— Objective —
Repeat every entry word for word, but leave the images out of your copy.

** Start of Input **

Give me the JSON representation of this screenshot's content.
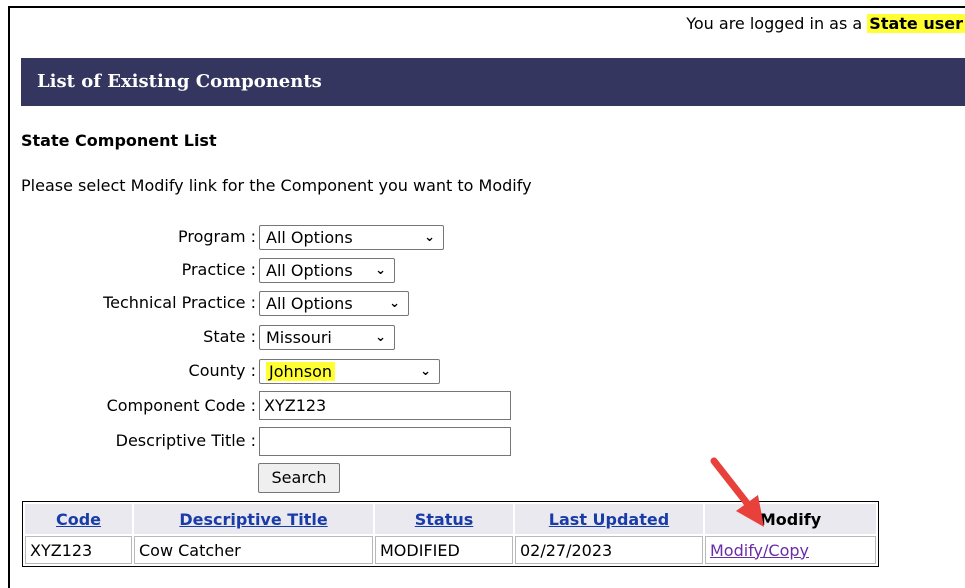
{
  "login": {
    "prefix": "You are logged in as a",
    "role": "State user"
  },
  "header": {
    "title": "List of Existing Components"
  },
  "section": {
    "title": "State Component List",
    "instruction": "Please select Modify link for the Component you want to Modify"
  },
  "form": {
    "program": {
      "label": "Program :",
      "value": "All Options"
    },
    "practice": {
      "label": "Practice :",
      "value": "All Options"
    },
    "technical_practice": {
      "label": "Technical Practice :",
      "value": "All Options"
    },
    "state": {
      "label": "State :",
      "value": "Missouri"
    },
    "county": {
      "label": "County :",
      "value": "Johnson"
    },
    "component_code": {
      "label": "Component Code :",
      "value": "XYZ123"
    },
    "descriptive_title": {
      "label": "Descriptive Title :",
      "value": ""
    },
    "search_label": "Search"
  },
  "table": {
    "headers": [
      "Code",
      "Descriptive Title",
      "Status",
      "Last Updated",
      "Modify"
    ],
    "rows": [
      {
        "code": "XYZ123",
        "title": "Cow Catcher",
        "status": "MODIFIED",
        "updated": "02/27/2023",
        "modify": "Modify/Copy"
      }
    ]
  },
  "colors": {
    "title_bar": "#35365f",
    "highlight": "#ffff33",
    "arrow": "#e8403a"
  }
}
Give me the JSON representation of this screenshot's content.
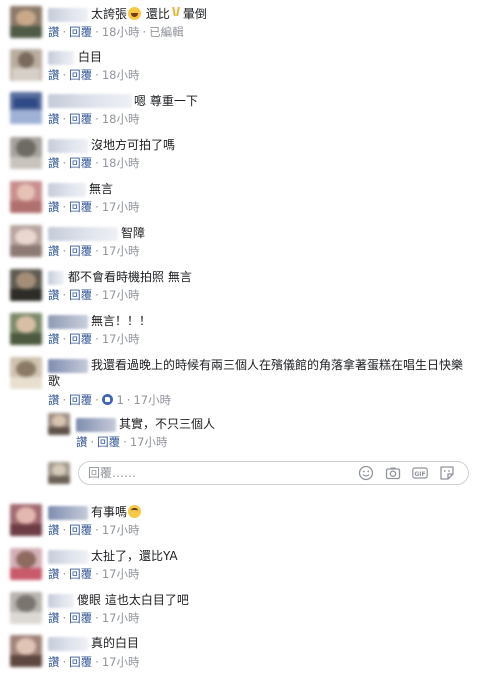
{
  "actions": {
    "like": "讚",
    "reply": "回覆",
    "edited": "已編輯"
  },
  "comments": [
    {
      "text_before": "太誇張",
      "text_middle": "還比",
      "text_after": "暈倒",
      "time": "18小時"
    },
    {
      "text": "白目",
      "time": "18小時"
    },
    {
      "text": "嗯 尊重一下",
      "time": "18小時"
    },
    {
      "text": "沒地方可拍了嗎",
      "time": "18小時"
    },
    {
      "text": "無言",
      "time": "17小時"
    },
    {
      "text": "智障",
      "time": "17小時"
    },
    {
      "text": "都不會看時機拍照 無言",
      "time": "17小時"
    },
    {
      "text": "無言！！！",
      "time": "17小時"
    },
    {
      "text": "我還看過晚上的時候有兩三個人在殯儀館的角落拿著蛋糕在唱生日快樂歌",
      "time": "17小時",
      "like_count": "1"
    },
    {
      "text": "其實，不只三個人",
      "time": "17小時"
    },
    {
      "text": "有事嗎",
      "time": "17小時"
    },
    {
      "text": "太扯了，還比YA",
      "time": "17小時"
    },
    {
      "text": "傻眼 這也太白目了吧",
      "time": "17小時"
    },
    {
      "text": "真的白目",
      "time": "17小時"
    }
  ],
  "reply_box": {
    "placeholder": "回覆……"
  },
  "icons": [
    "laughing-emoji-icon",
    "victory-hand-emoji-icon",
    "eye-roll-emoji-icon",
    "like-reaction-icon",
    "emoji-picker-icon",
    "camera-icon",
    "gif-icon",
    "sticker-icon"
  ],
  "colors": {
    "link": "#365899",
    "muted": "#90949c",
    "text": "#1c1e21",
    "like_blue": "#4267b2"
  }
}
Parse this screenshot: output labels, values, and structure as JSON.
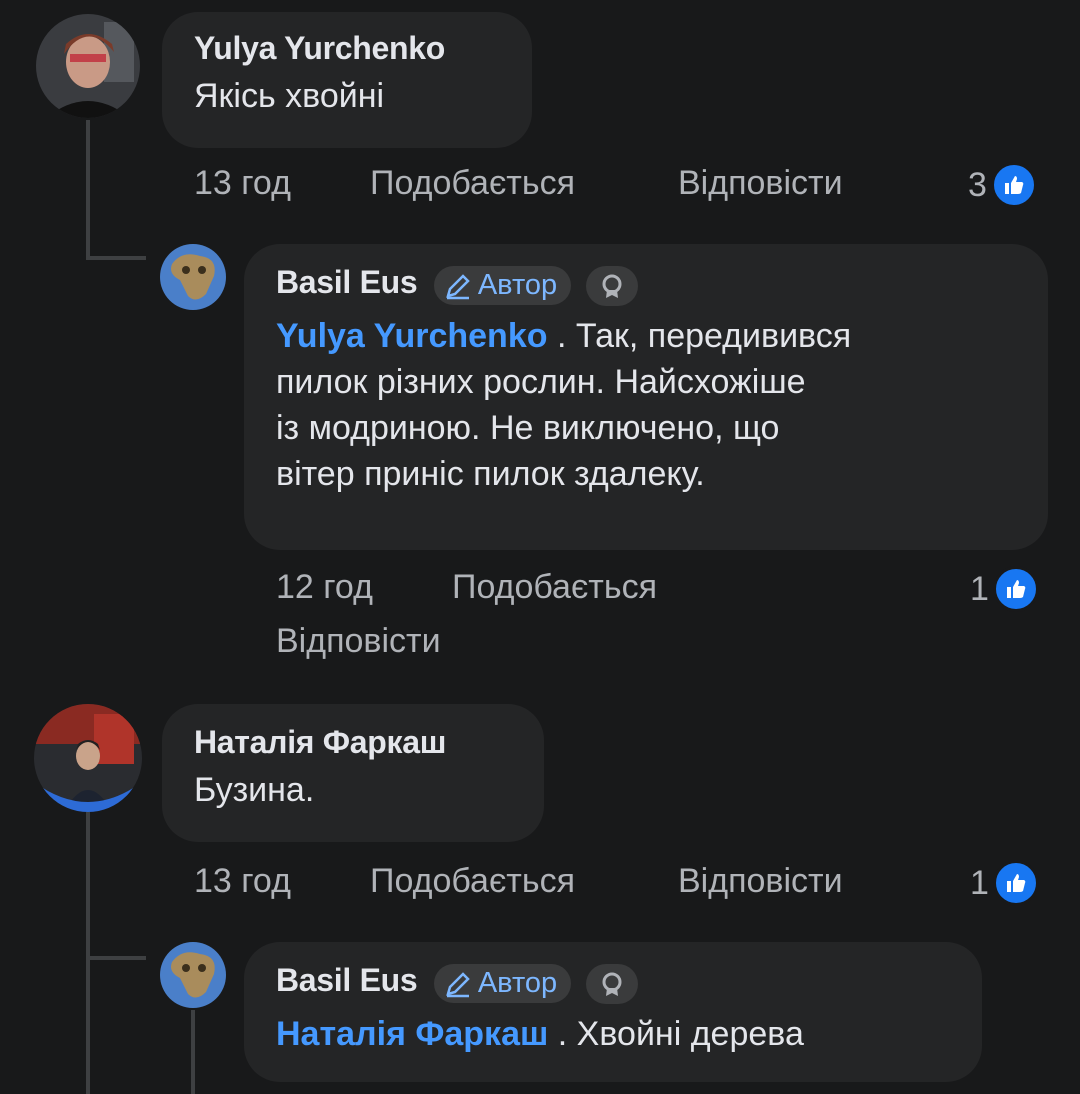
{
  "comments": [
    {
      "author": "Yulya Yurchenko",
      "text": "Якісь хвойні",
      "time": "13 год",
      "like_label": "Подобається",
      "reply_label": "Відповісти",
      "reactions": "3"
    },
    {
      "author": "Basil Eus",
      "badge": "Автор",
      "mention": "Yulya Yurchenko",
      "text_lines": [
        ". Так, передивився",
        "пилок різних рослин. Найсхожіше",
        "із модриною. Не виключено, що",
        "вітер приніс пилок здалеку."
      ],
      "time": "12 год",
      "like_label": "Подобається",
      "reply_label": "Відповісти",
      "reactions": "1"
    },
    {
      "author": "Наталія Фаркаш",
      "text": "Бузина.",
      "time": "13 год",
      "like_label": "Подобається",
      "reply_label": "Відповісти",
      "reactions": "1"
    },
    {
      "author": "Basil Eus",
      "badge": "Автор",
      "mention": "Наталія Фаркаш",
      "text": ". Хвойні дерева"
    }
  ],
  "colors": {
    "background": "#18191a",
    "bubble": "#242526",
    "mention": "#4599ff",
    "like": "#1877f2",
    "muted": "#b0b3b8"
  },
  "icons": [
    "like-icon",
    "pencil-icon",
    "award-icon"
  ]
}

** End of Input **

— Complete response —
Give me the JSON representation of this screenshot's content.
{
  "login": {
    "prefix": "You are logged in as a",
    "role": "State user"
  },
  "header": {
    "title": "List of Existing Components"
  },
  "section": {
    "title": "State Component List",
    "instruction": "Please select Modify link for the Component you want to Modify"
  },
  "form": {
    "program": {
      "label": "Program :",
      "value": "All Options"
    },
    "practice": {
      "label": "Practice :",
      "value": "All Options"
    },
    "technical_practice": {
      "label": "Technical Practice :",
      "value": "All Options"
    },
    "state": {
      "label": "State :",
      "value": "Missouri"
    },
    "county": {
      "label": "County :",
      "value": "Johnson"
    },
    "component_code": {
      "label": "Component Code :",
      "value": "XYZ123"
    },
    "descriptive_title": {
      "label": "Descriptive Title :",
      "value": ""
    },
    "search_label": "Search"
  },
  "table": {
    "headers": [
      "Code",
      "Descriptive Title",
      "Status",
      "Last Updated",
      "Modify"
    ],
    "rows": [
      {
        "code": "XYZ123",
        "title": "Cow Catcher",
        "status": "MODIFIED",
        "updated": "02/27/2023",
        "modify": "Modify/Copy"
      }
    ]
  },
  "colors": {
    "title_bar": "#35365f",
    "highlight": "#ffff33",
    "arrow": "#e8403a"
  }
}
Give me the JSON representation of this screenshot's content.
{
  "actions": {
    "like": "讚",
    "reply": "回覆",
    "edited": "已編輯"
  },
  "comments": [
    {
      "text_before": "太誇張",
      "text_middle": "還比",
      "text_after": "暈倒",
      "time": "18小時"
    },
    {
      "text": "白目",
      "time": "18小時"
    },
    {
      "text": "嗯 尊重一下",
      "time": "18小時"
    },
    {
      "text": "沒地方可拍了嗎",
      "time": "18小時"
    },
    {
      "text": "無言",
      "time": "17小時"
    },
    {
      "text": "智障",
      "time": "17小時"
    },
    {
      "text": "都不會看時機拍照 無言",
      "time": "17小時"
    },
    {
      "text": "無言！！！",
      "time": "17小時"
    },
    {
      "text": "我還看過晚上的時候有兩三個人在殯儀館的角落拿著蛋糕在唱生日快樂歌",
      "time": "17小時",
      "like_count": "1"
    },
    {
      "text": "其實，不只三個人",
      "time": "17小時"
    },
    {
      "text": "有事嗎",
      "time": "17小時"
    },
    {
      "text": "太扯了，還比YA",
      "time": "17小時"
    },
    {
      "text": "傻眼 這也太白目了吧",
      "time": "17小時"
    },
    {
      "text": "真的白目",
      "time": "17小時"
    }
  ],
  "reply_box": {
    "placeholder": "回覆……"
  },
  "icons": [
    "laughing-emoji-icon",
    "victory-hand-emoji-icon",
    "eye-roll-emoji-icon",
    "like-reaction-icon",
    "emoji-picker-icon",
    "camera-icon",
    "gif-icon",
    "sticker-icon"
  ],
  "colors": {
    "link": "#365899",
    "muted": "#90949c",
    "text": "#1c1e21",
    "like_blue": "#4267b2"
  }
}
Parse this screenshot: output labels, values, and structure as JSON.
{
  "comments": [
    {
      "author": "Yulya Yurchenko",
      "text": "Якісь хвойні",
      "time": "13 год",
      "like_label": "Подобається",
      "reply_label": "Відповісти",
      "reactions": "3"
    },
    {
      "author": "Basil Eus",
      "badge": "Автор",
      "mention": "Yulya Yurchenko",
      "text_lines": [
        ". Так, передивився",
        "пилок різних рослин. Найсхожіше",
        "із модриною. Не виключено, що",
        "вітер приніс пилок здалеку."
      ],
      "time": "12 год",
      "like_label": "Подобається",
      "reply_label": "Відповісти",
      "reactions": "1"
    },
    {
      "author": "Наталія Фаркаш",
      "text": "Бузина.",
      "time": "13 год",
      "like_label": "Подобається",
      "reply_label": "Відповісти",
      "reactions": "1"
    },
    {
      "author": "Basil Eus",
      "badge": "Автор",
      "mention": "Наталія Фаркаш",
      "text": ". Хвойні дерева"
    }
  ],
  "colors": {
    "background": "#18191a",
    "bubble": "#242526",
    "mention": "#4599ff",
    "like": "#1877f2",
    "muted": "#b0b3b8"
  },
  "icons": [
    "like-icon",
    "pencil-icon",
    "award-icon"
  ]
}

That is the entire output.